**What to do:** Reproduce every line in the listing that contains the word "xlabel".

**Source material:**
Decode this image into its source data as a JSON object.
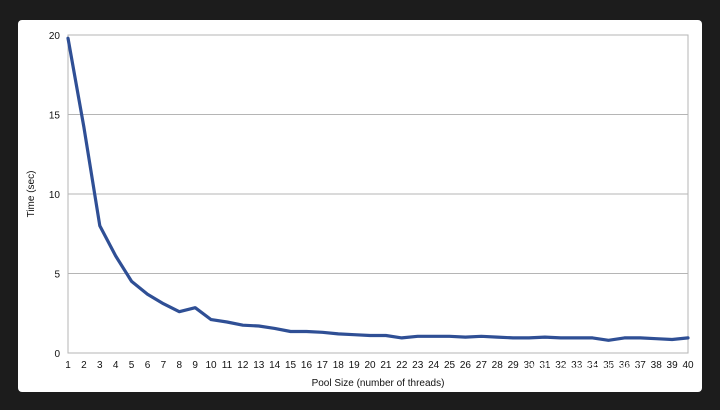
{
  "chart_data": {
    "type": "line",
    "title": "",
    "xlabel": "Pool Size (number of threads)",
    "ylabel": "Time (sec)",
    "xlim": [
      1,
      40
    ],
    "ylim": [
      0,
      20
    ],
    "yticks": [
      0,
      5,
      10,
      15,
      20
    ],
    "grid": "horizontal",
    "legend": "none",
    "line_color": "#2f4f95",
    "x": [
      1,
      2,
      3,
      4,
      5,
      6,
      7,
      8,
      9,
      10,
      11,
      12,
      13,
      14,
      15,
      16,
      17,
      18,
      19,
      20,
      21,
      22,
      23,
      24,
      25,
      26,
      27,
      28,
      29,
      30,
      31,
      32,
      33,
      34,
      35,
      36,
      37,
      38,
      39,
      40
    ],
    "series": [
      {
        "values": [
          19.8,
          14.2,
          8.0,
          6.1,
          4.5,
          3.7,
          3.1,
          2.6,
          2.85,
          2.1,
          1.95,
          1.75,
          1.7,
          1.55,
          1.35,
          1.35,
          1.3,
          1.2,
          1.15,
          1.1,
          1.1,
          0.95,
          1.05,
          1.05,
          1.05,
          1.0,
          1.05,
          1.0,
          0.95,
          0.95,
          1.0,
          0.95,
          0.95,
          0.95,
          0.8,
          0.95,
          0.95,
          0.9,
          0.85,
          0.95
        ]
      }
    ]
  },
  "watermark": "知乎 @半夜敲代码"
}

---

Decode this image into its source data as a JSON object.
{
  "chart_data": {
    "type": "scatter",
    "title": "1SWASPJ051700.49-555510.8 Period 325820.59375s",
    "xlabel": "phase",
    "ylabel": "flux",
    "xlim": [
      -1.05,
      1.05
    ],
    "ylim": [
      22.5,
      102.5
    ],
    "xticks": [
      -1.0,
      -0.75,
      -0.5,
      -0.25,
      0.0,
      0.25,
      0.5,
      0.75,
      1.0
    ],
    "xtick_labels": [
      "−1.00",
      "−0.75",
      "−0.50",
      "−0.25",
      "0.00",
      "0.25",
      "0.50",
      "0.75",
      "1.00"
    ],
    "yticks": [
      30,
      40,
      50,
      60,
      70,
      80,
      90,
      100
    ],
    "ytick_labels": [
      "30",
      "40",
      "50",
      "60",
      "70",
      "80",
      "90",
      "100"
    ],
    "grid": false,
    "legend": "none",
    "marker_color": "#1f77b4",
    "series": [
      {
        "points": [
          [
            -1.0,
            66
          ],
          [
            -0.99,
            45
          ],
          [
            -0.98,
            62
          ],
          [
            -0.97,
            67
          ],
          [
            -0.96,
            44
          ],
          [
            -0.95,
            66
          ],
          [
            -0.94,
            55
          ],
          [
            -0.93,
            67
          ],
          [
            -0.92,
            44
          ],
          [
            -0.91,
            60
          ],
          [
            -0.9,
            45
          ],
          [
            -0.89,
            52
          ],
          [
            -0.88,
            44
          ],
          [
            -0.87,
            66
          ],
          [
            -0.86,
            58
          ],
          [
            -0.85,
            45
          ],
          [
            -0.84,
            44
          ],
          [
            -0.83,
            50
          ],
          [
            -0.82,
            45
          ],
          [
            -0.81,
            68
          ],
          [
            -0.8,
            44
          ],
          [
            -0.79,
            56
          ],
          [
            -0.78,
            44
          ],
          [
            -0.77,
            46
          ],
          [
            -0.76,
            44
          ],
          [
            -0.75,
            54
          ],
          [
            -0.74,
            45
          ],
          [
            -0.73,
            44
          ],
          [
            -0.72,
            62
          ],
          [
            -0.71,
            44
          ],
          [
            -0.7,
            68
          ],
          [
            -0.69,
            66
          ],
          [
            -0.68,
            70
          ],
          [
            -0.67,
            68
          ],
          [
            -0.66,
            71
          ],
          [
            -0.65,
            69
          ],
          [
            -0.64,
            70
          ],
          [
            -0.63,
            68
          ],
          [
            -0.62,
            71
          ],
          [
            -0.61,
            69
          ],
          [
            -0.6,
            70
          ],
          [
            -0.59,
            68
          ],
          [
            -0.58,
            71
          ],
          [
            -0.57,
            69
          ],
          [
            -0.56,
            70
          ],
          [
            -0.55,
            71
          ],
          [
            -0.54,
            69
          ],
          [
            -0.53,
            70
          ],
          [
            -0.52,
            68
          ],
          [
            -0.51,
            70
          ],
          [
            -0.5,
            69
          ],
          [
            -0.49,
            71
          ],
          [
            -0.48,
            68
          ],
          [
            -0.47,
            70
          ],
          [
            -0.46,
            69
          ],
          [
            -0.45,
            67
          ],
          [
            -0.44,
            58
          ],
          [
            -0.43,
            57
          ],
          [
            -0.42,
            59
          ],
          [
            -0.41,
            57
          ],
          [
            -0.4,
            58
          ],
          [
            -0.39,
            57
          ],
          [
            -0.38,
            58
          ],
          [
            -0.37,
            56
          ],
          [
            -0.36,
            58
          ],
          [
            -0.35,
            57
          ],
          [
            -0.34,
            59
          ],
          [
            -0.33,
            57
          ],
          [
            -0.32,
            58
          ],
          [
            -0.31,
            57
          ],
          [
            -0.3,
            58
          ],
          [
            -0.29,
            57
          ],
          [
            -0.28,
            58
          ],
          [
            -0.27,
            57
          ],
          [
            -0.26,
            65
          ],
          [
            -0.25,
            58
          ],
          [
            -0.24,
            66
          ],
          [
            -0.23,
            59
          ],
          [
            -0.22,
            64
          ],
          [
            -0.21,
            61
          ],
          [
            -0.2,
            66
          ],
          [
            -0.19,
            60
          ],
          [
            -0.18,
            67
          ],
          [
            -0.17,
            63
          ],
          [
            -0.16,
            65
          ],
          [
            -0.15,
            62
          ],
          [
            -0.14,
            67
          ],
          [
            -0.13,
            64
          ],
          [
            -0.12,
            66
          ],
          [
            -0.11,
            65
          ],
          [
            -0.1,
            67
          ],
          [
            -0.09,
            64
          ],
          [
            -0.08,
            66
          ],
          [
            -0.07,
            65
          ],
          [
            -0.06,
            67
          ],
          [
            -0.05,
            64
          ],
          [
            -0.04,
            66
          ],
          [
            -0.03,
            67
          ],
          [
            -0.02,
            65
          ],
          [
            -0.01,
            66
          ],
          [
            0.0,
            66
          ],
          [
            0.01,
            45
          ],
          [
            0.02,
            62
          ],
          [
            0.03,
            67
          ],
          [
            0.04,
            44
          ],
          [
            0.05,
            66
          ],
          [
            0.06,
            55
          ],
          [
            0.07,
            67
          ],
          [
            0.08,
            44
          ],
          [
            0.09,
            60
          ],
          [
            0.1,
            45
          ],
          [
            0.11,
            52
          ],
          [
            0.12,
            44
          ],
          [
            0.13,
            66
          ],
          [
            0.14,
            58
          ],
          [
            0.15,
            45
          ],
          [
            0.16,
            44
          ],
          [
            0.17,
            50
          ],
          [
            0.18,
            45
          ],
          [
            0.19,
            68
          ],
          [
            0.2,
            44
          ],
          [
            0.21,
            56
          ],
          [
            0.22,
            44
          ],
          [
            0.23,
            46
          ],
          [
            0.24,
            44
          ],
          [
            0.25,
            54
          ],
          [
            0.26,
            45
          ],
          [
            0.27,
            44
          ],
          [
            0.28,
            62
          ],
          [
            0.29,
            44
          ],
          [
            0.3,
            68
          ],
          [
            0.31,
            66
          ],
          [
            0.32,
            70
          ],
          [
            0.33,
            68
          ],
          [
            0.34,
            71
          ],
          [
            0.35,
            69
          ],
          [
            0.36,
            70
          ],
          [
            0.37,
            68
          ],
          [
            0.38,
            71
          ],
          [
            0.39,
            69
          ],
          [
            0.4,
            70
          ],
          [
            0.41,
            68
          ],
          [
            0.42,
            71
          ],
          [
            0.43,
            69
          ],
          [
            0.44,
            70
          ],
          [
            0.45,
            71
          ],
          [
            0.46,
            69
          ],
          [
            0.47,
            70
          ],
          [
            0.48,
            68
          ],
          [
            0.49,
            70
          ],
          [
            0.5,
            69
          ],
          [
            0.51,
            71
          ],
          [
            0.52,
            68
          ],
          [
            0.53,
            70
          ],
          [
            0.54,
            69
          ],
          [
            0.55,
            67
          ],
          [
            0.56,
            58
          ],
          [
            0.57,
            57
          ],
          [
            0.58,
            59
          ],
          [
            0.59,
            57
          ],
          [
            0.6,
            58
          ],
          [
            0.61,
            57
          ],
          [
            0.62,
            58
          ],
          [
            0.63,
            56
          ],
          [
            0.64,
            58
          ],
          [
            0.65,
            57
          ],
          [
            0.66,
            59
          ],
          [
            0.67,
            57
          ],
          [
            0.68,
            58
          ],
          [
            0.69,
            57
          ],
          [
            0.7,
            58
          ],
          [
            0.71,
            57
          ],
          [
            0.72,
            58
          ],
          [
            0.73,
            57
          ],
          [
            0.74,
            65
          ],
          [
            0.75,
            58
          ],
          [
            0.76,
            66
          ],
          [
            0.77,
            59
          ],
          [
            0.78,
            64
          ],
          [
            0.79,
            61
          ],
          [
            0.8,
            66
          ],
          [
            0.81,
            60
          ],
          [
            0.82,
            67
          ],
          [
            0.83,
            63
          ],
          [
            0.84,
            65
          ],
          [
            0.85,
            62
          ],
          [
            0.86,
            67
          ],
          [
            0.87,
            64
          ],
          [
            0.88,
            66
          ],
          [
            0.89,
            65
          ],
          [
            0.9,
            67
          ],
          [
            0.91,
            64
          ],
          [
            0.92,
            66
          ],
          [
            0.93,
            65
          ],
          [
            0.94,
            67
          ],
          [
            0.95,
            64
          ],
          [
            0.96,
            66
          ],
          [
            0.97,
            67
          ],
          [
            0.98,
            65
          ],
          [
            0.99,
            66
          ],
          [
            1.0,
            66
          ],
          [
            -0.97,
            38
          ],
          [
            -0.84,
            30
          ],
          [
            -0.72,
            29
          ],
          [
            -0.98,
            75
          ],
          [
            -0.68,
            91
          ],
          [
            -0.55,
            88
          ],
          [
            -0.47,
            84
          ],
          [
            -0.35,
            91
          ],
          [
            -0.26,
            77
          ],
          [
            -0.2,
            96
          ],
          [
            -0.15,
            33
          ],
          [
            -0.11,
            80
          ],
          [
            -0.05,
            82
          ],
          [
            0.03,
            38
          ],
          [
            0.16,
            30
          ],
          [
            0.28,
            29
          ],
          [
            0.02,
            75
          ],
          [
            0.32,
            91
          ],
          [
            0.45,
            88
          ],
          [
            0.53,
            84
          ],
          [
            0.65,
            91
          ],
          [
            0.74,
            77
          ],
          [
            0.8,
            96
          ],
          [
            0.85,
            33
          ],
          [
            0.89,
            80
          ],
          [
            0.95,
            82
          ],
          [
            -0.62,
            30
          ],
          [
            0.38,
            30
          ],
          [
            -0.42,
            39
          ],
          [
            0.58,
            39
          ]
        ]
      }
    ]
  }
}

**Finished task:**
    "xlabel": "Pool Size (number of threads)",
    "xlabel": "phase",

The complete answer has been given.